## DATA TO USE
((

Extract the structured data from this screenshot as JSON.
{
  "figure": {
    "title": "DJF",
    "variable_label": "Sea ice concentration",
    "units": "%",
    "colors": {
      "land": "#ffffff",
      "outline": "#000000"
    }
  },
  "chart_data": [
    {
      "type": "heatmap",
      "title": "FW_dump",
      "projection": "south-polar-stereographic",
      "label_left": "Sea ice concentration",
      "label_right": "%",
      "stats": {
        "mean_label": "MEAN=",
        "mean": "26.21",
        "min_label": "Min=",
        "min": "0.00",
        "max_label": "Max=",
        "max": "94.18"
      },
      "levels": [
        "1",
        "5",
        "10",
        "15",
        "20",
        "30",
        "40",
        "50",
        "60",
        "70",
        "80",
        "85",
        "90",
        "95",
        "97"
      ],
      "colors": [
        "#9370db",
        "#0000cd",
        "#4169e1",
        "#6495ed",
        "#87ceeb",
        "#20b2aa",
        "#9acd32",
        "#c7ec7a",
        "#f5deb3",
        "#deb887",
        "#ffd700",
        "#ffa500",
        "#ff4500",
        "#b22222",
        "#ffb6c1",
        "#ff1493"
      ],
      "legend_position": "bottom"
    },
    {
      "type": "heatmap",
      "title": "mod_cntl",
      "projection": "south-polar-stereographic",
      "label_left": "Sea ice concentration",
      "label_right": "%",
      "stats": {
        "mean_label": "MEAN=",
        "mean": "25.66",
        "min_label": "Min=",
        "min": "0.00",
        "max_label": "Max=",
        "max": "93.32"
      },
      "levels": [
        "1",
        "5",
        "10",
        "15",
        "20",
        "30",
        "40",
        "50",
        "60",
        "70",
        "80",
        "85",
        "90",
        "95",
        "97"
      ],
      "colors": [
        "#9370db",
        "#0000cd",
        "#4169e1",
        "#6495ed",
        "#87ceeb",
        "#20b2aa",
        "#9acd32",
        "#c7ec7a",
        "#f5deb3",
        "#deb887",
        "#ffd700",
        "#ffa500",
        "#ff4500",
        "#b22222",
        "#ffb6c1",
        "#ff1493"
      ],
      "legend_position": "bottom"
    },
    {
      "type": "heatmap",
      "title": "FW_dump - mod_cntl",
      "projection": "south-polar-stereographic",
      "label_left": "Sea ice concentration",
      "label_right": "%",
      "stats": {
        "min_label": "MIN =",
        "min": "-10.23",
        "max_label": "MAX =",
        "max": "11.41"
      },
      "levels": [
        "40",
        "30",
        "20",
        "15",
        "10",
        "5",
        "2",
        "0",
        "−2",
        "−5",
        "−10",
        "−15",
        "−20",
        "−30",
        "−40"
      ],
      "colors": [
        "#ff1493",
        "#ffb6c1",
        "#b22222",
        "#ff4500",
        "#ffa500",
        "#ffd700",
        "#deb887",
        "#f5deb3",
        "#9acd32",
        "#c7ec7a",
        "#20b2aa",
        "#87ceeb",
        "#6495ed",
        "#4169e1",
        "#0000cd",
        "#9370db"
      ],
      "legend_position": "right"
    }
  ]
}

))

## EXERCISE
Go through the data above and find the lines with the word "title". Copy each of those lines.

## OUTPUT BELOW
    "title": "DJF",
      "title": "FW_dump",
      "title": "mod_cntl",
      "title": "FW_dump - mod_cntl",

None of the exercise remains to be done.